Goal:
Below is a block of records. Copy every line in it that contains the word "when".

(Saved entries)
■ ■ ■

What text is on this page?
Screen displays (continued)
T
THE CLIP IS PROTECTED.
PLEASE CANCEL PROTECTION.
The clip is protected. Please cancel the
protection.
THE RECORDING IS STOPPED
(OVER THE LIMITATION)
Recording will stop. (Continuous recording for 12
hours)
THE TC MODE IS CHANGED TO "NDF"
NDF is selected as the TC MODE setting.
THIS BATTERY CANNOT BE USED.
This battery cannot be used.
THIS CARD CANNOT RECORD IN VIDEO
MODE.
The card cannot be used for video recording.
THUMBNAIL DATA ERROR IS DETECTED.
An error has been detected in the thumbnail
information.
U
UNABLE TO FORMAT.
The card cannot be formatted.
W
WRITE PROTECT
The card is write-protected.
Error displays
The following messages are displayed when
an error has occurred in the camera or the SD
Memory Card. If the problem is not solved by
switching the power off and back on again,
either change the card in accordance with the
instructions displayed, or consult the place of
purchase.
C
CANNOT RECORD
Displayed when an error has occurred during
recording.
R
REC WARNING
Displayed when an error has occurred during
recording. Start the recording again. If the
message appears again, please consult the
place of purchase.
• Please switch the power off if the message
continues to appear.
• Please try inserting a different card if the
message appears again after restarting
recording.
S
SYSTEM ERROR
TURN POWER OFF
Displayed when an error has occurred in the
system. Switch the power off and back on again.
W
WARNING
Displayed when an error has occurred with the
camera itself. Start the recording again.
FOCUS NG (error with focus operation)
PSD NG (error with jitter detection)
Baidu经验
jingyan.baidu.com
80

■ ■ ■

Result of this task:
The following messages are displayed when
Displayed when an error has occurred during
Displayed when an error has occurred during
Displayed when an error has occurred in the
Displayed when an error has occurred with the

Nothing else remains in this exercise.